### What to work on
Turn the lines of the records, starting with the first line and going on through the line that contains "522, 1397, 620]", into a numbered list, leaving out any blank lines.

### The records
========================

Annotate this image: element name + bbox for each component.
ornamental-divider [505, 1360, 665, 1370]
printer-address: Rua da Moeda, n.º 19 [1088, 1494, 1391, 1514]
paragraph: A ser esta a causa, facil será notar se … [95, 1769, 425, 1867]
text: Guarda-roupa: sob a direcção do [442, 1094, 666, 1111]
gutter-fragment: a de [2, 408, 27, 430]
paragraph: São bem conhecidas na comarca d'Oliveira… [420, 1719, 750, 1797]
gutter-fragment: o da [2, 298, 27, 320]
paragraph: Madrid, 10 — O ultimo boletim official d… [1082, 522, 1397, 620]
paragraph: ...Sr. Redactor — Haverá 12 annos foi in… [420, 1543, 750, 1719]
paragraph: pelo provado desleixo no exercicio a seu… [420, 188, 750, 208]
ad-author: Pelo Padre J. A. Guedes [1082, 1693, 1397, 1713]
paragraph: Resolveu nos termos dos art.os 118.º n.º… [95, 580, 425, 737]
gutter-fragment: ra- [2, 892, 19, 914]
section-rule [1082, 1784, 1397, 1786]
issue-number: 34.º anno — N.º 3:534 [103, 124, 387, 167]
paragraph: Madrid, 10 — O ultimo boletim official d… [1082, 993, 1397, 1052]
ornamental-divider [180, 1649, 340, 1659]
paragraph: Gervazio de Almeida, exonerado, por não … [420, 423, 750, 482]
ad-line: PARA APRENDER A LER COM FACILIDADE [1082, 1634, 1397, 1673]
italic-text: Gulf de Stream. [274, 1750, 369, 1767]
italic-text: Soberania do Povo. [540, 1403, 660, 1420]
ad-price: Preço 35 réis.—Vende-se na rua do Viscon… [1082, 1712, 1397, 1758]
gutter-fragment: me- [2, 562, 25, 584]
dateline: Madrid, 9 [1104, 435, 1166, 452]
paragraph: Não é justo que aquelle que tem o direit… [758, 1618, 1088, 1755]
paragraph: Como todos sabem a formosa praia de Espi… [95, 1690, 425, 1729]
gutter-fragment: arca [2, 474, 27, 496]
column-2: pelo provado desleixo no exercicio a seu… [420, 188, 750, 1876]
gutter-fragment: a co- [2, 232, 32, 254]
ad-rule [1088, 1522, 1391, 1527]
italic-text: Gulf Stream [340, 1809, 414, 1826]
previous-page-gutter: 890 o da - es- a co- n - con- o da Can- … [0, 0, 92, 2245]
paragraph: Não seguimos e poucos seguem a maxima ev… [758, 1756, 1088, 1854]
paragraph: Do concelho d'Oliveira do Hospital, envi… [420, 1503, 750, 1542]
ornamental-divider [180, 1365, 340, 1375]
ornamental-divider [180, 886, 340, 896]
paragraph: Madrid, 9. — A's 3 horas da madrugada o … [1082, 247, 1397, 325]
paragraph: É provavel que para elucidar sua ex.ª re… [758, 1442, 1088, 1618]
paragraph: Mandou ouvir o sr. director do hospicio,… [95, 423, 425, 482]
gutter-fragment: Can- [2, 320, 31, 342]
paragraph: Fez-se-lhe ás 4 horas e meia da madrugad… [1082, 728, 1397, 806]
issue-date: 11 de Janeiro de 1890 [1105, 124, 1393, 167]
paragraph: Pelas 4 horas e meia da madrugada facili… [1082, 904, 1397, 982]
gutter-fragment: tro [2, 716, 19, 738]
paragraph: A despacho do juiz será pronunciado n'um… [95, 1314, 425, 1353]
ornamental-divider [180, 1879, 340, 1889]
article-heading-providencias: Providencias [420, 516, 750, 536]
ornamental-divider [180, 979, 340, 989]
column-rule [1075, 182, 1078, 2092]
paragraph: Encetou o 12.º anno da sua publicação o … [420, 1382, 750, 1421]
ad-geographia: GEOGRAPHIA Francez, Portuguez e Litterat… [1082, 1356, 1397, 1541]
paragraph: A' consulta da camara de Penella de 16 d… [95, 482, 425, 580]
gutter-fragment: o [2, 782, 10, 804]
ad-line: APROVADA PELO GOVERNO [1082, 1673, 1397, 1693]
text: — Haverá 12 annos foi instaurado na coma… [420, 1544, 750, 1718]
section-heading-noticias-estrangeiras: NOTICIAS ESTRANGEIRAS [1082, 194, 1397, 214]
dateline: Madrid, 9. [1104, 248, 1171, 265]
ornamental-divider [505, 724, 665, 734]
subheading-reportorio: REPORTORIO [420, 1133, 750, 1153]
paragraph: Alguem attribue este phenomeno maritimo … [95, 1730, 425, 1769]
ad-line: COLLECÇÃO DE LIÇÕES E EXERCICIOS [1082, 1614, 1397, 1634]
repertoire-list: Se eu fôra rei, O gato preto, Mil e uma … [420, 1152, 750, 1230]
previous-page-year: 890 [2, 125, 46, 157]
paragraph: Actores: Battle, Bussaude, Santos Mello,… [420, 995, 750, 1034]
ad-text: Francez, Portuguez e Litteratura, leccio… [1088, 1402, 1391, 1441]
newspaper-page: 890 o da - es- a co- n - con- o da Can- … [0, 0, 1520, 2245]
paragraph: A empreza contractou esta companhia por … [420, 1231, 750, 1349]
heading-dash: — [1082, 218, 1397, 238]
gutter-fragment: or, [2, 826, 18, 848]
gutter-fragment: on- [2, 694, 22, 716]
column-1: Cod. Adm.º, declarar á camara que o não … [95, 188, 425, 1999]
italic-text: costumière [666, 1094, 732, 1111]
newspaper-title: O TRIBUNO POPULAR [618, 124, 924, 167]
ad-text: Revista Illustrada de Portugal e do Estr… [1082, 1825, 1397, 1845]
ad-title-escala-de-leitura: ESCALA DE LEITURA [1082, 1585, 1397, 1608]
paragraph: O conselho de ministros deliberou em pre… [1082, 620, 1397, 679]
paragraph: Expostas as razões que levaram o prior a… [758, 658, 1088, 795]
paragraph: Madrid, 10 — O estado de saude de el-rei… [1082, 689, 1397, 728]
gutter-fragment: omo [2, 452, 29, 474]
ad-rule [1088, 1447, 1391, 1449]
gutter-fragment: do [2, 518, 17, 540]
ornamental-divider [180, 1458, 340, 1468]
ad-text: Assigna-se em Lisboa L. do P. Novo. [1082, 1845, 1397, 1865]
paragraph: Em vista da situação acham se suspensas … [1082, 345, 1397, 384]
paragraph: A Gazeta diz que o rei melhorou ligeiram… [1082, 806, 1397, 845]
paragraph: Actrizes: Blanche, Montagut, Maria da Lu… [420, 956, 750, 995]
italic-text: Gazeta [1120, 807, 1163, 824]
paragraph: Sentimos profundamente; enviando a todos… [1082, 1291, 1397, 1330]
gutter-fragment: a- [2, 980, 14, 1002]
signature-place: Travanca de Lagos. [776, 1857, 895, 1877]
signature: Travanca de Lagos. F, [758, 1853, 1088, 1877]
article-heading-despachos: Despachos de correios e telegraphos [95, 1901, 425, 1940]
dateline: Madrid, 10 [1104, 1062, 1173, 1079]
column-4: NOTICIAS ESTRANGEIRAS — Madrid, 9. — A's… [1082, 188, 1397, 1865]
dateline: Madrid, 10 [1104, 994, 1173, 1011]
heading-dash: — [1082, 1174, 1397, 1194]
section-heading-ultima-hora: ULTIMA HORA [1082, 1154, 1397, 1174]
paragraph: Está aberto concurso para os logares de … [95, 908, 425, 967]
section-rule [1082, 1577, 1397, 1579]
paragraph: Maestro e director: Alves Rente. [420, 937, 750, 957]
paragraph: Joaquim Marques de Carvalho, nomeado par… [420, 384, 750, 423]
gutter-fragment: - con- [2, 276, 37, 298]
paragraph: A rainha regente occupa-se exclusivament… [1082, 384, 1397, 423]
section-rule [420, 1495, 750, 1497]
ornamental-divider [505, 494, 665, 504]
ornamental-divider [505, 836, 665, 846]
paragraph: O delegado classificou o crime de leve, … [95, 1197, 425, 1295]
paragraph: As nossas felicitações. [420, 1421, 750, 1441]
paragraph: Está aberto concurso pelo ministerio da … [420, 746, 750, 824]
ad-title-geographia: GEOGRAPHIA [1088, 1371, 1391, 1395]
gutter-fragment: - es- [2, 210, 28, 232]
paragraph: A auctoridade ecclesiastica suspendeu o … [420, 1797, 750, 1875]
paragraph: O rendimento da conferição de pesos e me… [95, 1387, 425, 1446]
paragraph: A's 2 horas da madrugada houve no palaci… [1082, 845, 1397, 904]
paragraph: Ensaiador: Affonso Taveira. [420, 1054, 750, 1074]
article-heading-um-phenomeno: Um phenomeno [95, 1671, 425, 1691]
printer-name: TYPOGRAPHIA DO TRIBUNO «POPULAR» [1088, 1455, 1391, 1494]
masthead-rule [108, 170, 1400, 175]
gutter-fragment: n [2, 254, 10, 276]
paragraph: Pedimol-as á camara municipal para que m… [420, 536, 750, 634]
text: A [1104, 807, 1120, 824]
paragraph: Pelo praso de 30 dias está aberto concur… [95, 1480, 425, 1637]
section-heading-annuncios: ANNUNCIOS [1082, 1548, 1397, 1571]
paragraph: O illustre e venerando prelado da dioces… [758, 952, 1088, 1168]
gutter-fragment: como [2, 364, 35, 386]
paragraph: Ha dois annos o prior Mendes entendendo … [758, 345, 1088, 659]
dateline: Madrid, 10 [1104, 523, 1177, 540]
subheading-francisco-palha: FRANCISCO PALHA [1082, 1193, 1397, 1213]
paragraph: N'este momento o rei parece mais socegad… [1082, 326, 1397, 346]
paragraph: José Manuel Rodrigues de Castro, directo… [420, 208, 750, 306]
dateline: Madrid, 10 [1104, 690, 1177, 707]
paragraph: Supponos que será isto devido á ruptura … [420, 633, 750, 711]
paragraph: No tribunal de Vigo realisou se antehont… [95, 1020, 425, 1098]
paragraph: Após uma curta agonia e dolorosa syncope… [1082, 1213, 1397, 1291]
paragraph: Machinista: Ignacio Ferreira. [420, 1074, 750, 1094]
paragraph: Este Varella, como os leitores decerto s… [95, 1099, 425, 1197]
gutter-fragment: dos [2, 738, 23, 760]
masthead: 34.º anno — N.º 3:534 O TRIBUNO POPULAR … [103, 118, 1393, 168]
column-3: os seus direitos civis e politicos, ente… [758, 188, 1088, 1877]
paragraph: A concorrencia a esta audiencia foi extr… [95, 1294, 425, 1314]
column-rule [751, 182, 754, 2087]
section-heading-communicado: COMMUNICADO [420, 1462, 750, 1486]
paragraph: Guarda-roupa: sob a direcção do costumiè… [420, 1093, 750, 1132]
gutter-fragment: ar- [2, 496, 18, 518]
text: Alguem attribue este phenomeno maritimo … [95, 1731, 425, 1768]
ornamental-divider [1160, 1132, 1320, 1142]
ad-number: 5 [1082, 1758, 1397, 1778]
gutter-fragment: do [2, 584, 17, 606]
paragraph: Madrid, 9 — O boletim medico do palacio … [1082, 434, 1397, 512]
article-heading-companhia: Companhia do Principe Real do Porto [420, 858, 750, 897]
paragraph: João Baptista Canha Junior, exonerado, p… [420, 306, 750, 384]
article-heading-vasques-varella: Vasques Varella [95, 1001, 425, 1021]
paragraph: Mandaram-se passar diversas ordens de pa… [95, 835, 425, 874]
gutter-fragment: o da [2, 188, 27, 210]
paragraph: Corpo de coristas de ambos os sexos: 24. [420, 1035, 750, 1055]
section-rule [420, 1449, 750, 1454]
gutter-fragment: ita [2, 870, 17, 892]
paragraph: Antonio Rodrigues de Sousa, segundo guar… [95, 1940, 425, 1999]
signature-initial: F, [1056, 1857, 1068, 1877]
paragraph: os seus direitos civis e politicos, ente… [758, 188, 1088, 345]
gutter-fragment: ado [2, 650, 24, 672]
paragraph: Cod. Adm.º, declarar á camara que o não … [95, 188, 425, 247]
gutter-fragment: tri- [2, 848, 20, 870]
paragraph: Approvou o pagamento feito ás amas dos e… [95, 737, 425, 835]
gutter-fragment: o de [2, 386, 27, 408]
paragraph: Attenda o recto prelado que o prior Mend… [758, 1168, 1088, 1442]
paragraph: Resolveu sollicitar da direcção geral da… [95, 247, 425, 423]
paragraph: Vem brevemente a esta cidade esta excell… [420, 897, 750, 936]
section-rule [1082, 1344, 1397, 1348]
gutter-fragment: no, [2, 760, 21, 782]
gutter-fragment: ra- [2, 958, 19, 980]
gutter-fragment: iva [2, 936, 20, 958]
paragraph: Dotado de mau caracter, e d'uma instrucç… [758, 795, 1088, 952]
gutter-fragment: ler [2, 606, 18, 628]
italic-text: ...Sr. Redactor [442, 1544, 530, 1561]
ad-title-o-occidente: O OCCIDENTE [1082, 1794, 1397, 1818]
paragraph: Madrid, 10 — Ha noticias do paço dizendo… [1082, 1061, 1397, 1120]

========================

### Output of the exercise
1. Annotate this image: element name + bbox for each component.
2. ornamental-divider [505, 1360, 665, 1370]
3. printer-address: Rua da Moeda, n.º 19 [1088, 1494, 1391, 1514]
4. paragraph: A ser esta a causa, facil será notar se … [95, 1769, 425, 1867]
5. text: Guarda-roupa: sob a direcção do [442, 1094, 666, 1111]
6. gutter-fragment: a de [2, 408, 27, 430]
7. paragraph: São bem conhecidas na comarca d'Oliveira… [420, 1719, 750, 1797]
8. gutter-fragment: o da [2, 298, 27, 320]
9. paragraph: Madrid, 10 — O ultimo boletim official d… [1082, 522, 1397, 620]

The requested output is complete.